GOAL OF THE EXERCISE:
Please report every line from the material that contains the word "label".

Data records
----

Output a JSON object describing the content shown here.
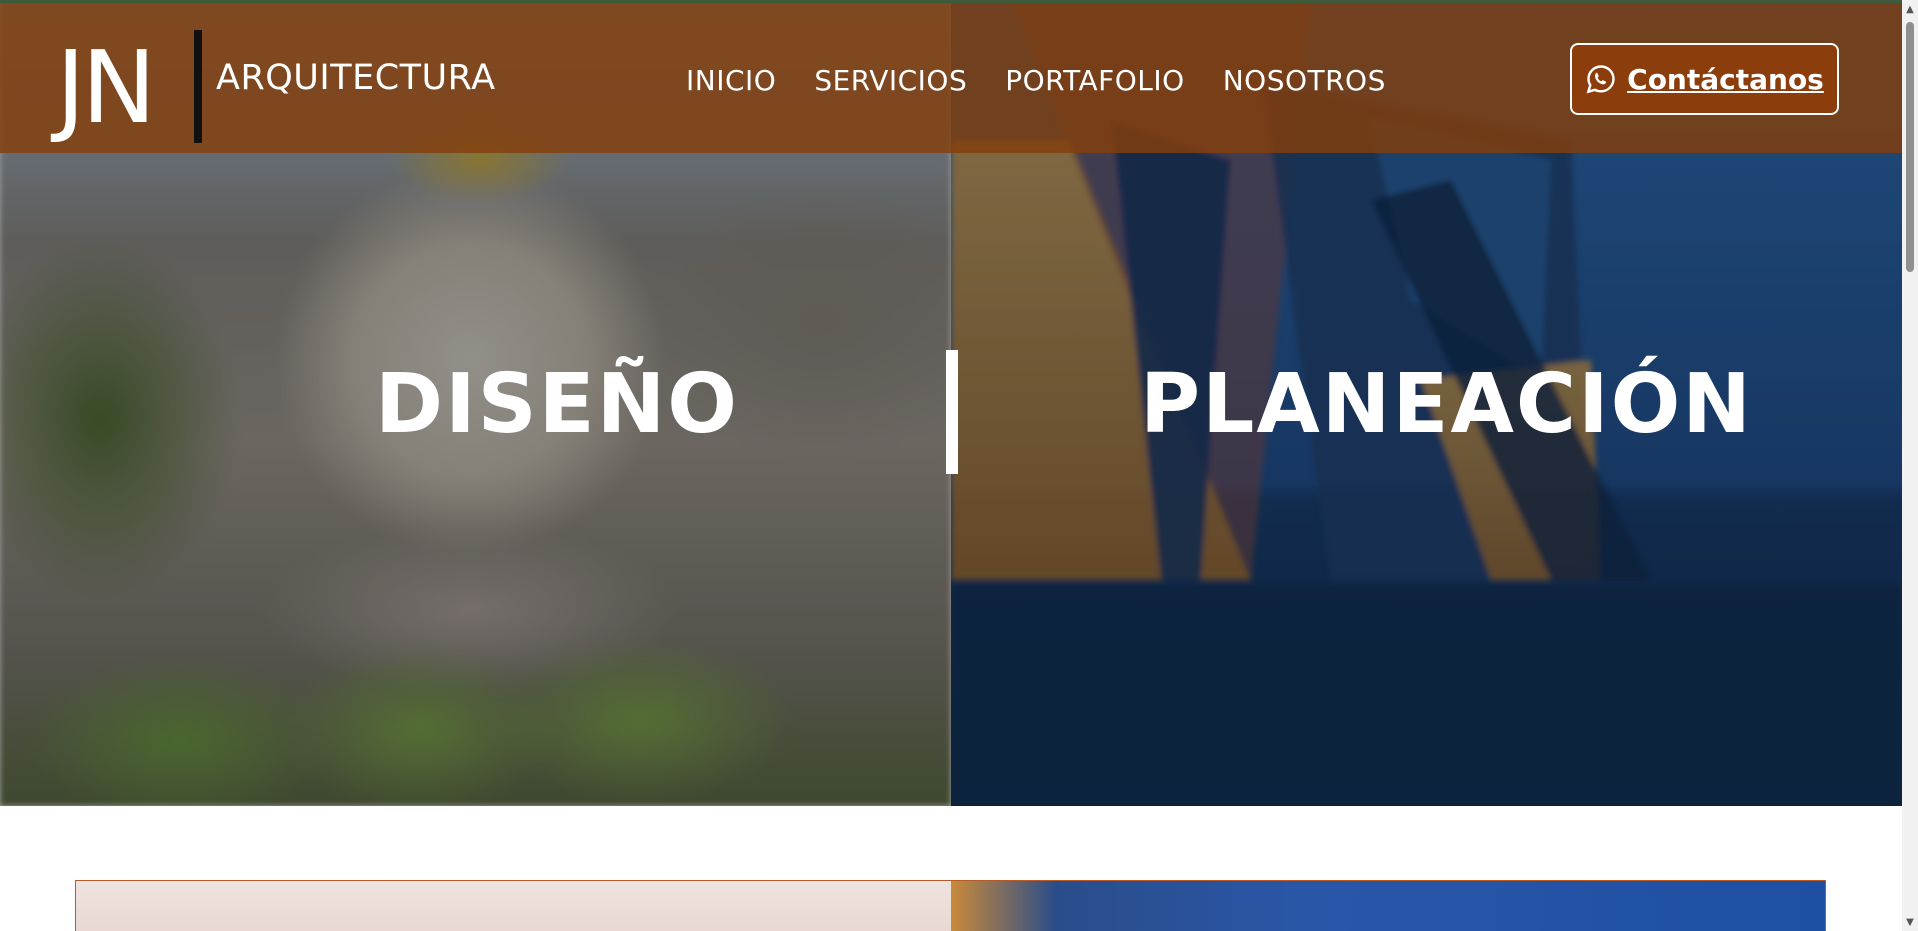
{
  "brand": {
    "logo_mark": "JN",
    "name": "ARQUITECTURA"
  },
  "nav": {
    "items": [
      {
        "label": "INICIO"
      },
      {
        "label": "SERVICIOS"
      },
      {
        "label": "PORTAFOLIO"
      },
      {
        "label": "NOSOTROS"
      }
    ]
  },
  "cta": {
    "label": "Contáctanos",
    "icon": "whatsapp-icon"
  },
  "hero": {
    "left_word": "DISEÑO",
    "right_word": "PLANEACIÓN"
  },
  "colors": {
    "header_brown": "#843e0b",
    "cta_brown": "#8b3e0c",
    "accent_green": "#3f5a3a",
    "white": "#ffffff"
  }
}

----

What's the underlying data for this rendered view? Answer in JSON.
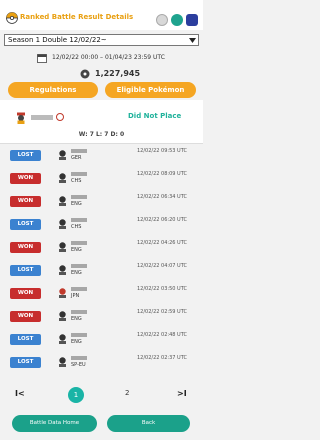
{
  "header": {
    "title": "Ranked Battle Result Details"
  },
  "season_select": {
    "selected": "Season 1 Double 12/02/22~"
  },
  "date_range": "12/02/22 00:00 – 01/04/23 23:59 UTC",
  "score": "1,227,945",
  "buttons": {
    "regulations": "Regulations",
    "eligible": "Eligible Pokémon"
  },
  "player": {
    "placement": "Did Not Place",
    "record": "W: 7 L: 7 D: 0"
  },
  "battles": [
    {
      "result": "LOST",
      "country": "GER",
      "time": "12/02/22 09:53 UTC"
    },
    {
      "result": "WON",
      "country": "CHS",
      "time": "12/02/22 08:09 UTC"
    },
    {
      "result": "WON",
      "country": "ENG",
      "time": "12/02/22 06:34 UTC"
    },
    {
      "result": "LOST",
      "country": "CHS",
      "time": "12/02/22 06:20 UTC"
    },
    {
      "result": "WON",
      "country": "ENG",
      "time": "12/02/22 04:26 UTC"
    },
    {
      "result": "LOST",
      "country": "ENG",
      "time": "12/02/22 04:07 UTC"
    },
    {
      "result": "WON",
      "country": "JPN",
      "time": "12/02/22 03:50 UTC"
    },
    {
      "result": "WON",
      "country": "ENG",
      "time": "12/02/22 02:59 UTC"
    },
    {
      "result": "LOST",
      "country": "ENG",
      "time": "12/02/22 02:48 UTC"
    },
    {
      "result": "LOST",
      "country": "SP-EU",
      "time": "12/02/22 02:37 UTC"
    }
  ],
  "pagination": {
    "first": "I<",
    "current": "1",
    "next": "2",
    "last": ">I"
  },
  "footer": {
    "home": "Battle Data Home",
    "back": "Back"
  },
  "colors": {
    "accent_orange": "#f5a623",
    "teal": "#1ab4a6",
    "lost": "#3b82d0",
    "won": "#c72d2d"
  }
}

----

RESULT OF THE EXERCISE:
        "label": "INICIO"
        "label": "SERVICIOS"
        "label": "PORTAFOLIO"
        "label": "NOSOTROS"
    "label": "Contáctanos",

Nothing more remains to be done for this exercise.